> Material for this task:
┏━━

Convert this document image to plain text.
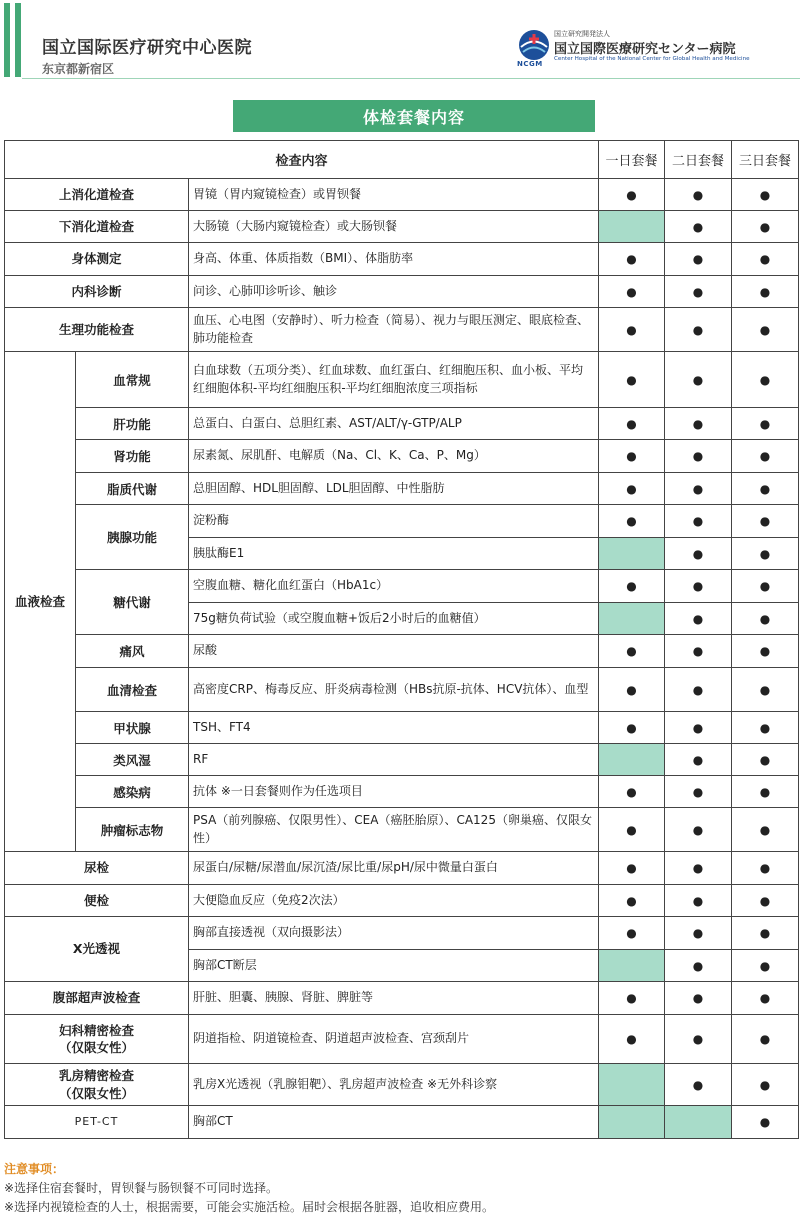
国立国际医疗研究中心医院
东京都新宿区	NCGM
国立研究開発法人
国立国際医療研究センター病院
Center Hospital of the National Center for Global Health and Medicine
体检套餐内容
检查内容			一日套餐	二日套餐	三日套餐

上消化道检查		胃镜（胃内窥镜检查）或胃钡餐	●	●	●

下消化道检查		大肠镜（大肠内窥镜检查）或大肠钡餐		●	●

身体测定		身高、体重、体质指数（BMI）、体脂肪率	●	●	●

内科诊断		问诊、心肺叩诊听诊、触诊	●	●	●

生理功能检查		血压、心电图（安静时）、听力检查（简易）、视力与眼压测定、眼底检查、肺功能检查	●	●	●

血液检查	血常规	白血球数（五项分类）、红血球数、血红蛋白、红细胞压积、血小板、平均红细胞体积-平均红细胞压积-平均红细胞浓度三项指标	●	●	●
	肝功能	总蛋白、白蛋白、总胆红素、AST/ALT/γ-GTP/ALP	●	●	●
	肾功能	尿素氮、尿肌酐、电解质（Na、Cl、K、Ca、P、Mg）	●	●	●
	脂质代谢	总胆固醇、HDL胆固醇、LDL胆固醇、中性脂肪	●	●	●
	胰腺功能	淀粉酶	●	●	●
		胰肽酶E1		●	●
	糖代谢	空腹血糖、糖化血红蛋白（HbA1c）	●	●	●
		75g糖负荷试验（或空腹血糖+饭后2小时后的血糖值）		●	●
	痛风	尿酸	●	●	●
	血清检查	高密度CRP、梅毒反应、肝炎病毒检测（HBs抗原-抗体、HCV抗体）、血型	●	●	●
	甲状腺	TSH、FT4	●	●	●
	类风湿	RF		●	●
	感染病	抗体 ※一日套餐则作为任选项目	●	●	●
	肿瘤标志物	PSA（前列腺癌、仅限男性）、CEA（癌胚胎原）、CA125（卵巢癌、仅限女性）	●	●	●

尿检		尿蛋白/尿糖/尿潜血/尿沉渣/尿比重/尿pH/尿中微量白蛋白	●	●	●

便检		大便隐血反应（免疫2次法）	●	●	●

X光透视		胸部直接透视（双向摄影法）	●	●	●
		胸部CT断层		●	●

腹部超声波检查		肝脏、胆囊、胰腺、肾脏、脾脏等	●	●	●

妇科精密检查
（仅限女性）		阴道指检、阴道镜检查、阴道超声波检查、宫颈刮片	●	●	●

乳房精密检查
（仅限女性）		乳房X光透视（乳腺钼靶）、乳房超声波检查 ※无外科诊察		●	●

PET-CT		胸部CT			●
注意事项：
※选择住宿套餐时，胃钡餐与肠钡餐不可同时选择。
※选择内视镜检查的人士，根据需要，可能会实施活检。届时会根据各脏器，追收相应费用。
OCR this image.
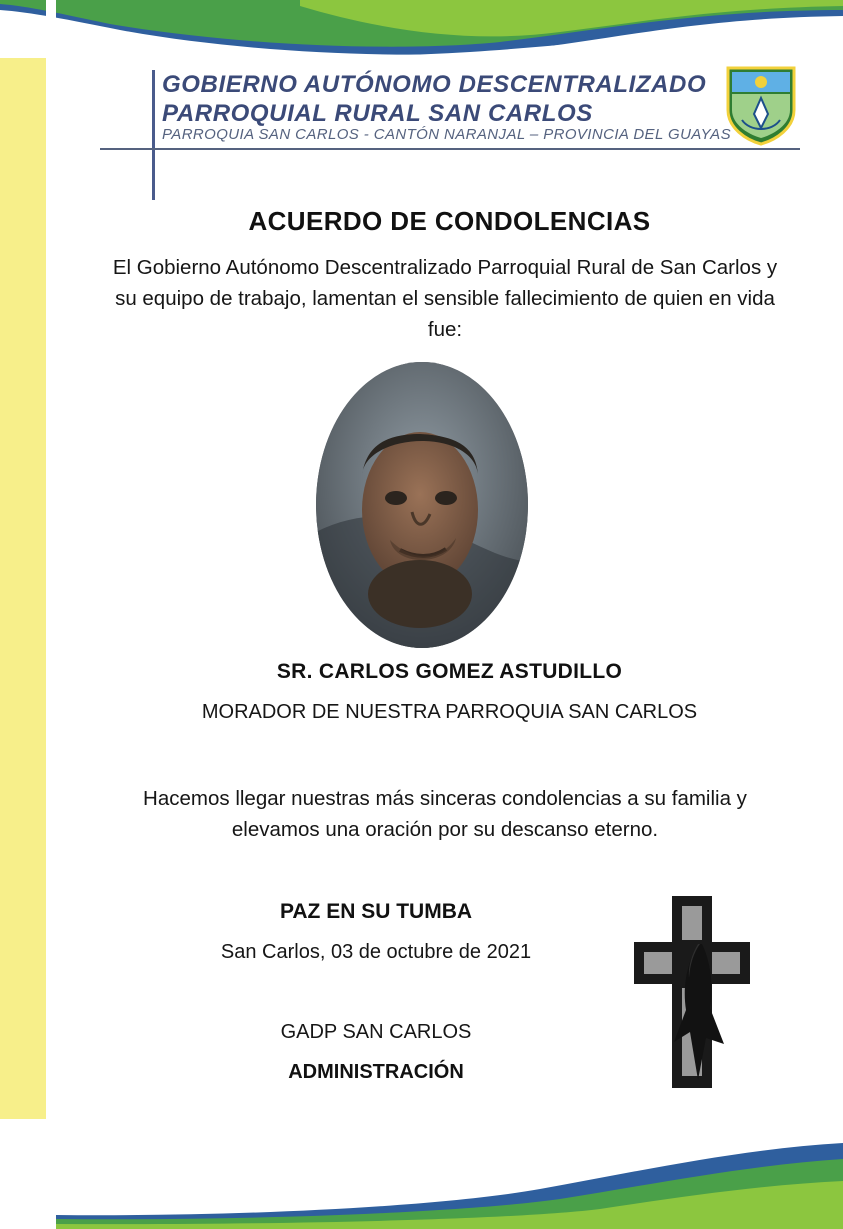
GOBIERNO AUTÓNOMO DESCENTRALIZADO
PARROQUIAL RURAL SAN CARLOS
PARROQUIA SAN CARLOS - CANTÓN NARANJAL – PROVINCIA DEL GUAYAS
ACUERDO DE CONDOLENCIAS
El Gobierno Autónomo Descentralizado Parroquial Rural de San Carlos y su equipo de trabajo, lamentan el sensible fallecimiento de quien en vida fue:
SR. CARLOS GOMEZ ASTUDILLO
MORADOR DE NUESTRA PARROQUIA SAN CARLOS
Hacemos llegar nuestras más sinceras condolencias a su familia y elevamos una oración por su descanso eterno.
PAZ EN SU TUMBA
San Carlos, 03 de octubre de 2021
GADP SAN CARLOS
ADMINISTRACIÓN
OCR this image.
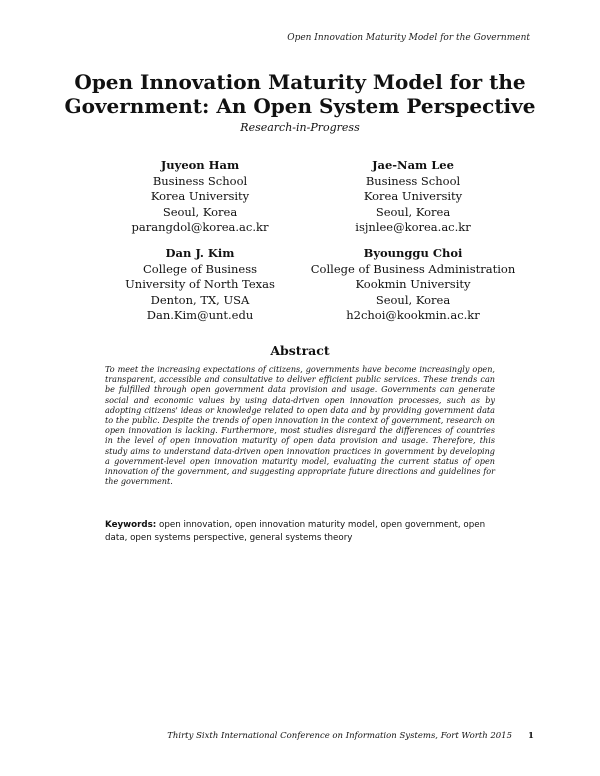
Open Innovation Maturity Model for the Government
Open Innovation Maturity Model for the Government: An Open System Perspective
Research-in-Progress
Juyeon Ham
Business School
Korea University
Seoul, Korea
parangdol@korea.ac.kr
Jae-Nam Lee
Business School
Korea University
Seoul, Korea
isjnlee@korea.ac.kr
Dan J. Kim
College of Business
University of North Texas
Denton, TX, USA
Dan.Kim@unt.edu
Byounggu Choi
College of Business Administration
Kookmin University
Seoul, Korea
h2choi@kookmin.ac.kr
Abstract
To meet the increasing expectations of citizens, governments have become increasingly open, transparent, accessible and consultative to deliver efficient public services. These trends can be fulfilled through open government data provision and usage. Governments can generate social and economic values by using data-driven open innovation processes, such as by adopting citizens' ideas or knowledge related to open data and by providing government data to the public. Despite the trends of open innovation in the context of government, research on open innovation is lacking. Furthermore, most studies disregard the differences of countries in the level of open innovation maturity of open data provision and usage. Therefore, this study aims to understand data-driven open innovation practices in government by developing a government-level open innovation maturity model, evaluating the current status of open innovation of the government, and suggesting appropriate future directions and guidelines for the government.
Keywords: open innovation, open innovation maturity model, open government, open data, open systems perspective, general systems theory
Thirty Sixth International Conference on Information Systems, Fort Worth 2015 1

┗━━

In your copy, repeat each record exactly and include no pictures.

> Written response:
Convert this document image to plain text.
国立国际医疗研究中心医院
东京都新宿区	NCGM
国立研究開発法人
国立国際医療研究センター病院
Center Hospital of the National Center for Global Health and Medicine
体检套餐内容
检查内容			一日套餐	二日套餐	三日套餐

上消化道检查		胃镜（胃内窥镜检查）或胃钡餐	●	●	●

下消化道检查		大肠镜（大肠内窥镜检查）或大肠钡餐		●	●

身体测定		身高、体重、体质指数（BMI）、体脂肪率	●	●	●

内科诊断		问诊、心肺叩诊听诊、触诊	●	●	●

生理功能检查		血压、心电图（安静时）、听力检查（简易）、视力与眼压测定、眼底检查、肺功能检查	●	●	●

血液检查	血常规	白血球数（五项分类）、红血球数、血红蛋白、红细胞压积、血小板、平均红细胞体积-平均红细胞压积-平均红细胞浓度三项指标	●	●	●
	肝功能	总蛋白、白蛋白、总胆红素、AST/ALT/γ-GTP/ALP	●	●	●
	肾功能	尿素氮、尿肌酐、电解质（Na、Cl、K、Ca、P、Mg）	●	●	●
	脂质代谢	总胆固醇、HDL胆固醇、LDL胆固醇、中性脂肪	●	●	●
	胰腺功能	淀粉酶	●	●	●
		胰肽酶E1		●	●
	糖代谢	空腹血糖、糖化血红蛋白（HbA1c）	●	●	●
		75g糖负荷试验（或空腹血糖+饭后2小时后的血糖值）		●	●
	痛风	尿酸	●	●	●
	血清检查	高密度CRP、梅毒反应、肝炎病毒检测（HBs抗原-抗体、HCV抗体）、血型	●	●	●
	甲状腺	TSH、FT4	●	●	●
	类风湿	RF		●	●
	感染病	抗体 ※一日套餐则作为任选项目	●	●	●
	肿瘤标志物	PSA（前列腺癌、仅限男性）、CEA（癌胚胎原）、CA125（卵巢癌、仅限女性）	●	●	●

尿检		尿蛋白/尿糖/尿潜血/尿沉渣/尿比重/尿pH/尿中微量白蛋白	●	●	●

便检		大便隐血反应（免疫2次法）	●	●	●

X光透视		胸部直接透视（双向摄影法）	●	●	●
		胸部CT断层		●	●

腹部超声波检查		肝脏、胆囊、胰腺、肾脏、脾脏等	●	●	●

妇科精密检查
（仅限女性）		阴道指检、阴道镜检查、阴道超声波检查、宫颈刮片	●	●	●

乳房精密检查
（仅限女性）		乳房X光透视（乳腺钼靶）、乳房超声波检查 ※无外科诊察		●	●

PET-CT		胸部CT			●
注意事项：
※选择住宿套餐时，胃钡餐与肠钡餐不可同时选择。
※选择内视镜检查的人士，根据需要，可能会实施活检。届时会根据各脏器，追收相应费用。
OCR this image.
GOBIERNO AUTÓNOMO DESCENTRALIZADO
PARROQUIAL RURAL SAN CARLOS
PARROQUIA SAN CARLOS - CANTÓN NARANJAL – PROVINCIA DEL GUAYAS
ACUERDO DE CONDOLENCIAS
El Gobierno Autónomo Descentralizado Parroquial Rural de San Carlos y su equipo de trabajo, lamentan el sensible fallecimiento de quien en vida fue:
SR. CARLOS GOMEZ ASTUDILLO
MORADOR DE NUESTRA PARROQUIA SAN CARLOS
Hacemos llegar nuestras más sinceras condolencias a su familia y elevamos una oración por su descanso eterno.
PAZ EN SU TUMBA
San Carlos, 03 de octubre de 2021
GADP SAN CARLOS
ADMINISTRACIÓN
OCR this image.
Open Innovation Maturity Model for the Government
Open Innovation Maturity Model for the Government: An Open System Perspective
Research-in-Progress
Juyeon Ham
Business School
Korea University
Seoul, Korea
parangdol@korea.ac.kr
Jae-Nam Lee
Business School
Korea University
Seoul, Korea
isjnlee@korea.ac.kr
Dan J. Kim
College of Business
University of North Texas
Denton, TX, USA
Dan.Kim@unt.edu
Byounggu Choi
College of Business Administration
Kookmin University
Seoul, Korea
h2choi@kookmin.ac.kr
Abstract
To meet the increasing expectations of citizens, governments have become increasingly open, transparent, accessible and consultative to deliver efficient public services. These trends can be fulfilled through open government data provision and usage. Governments can generate social and economic values by using data-driven open innovation processes, such as by adopting citizens' ideas or knowledge related to open data and by providing government data to the public. Despite the trends of open innovation in the context of government, research on open innovation is lacking. Furthermore, most studies disregard the differences of countries in the level of open innovation maturity of open data provision and usage. Therefore, this study aims to understand data-driven open innovation practices in government by developing a government-level open innovation maturity model, evaluating the current status of open innovation of the government, and suggesting appropriate future directions and guidelines for the government.
Keywords: open innovation, open innovation maturity model, open government, open data, open systems perspective, general systems theory
Thirty Sixth International Conference on Information Systems, Fort Worth 2015 1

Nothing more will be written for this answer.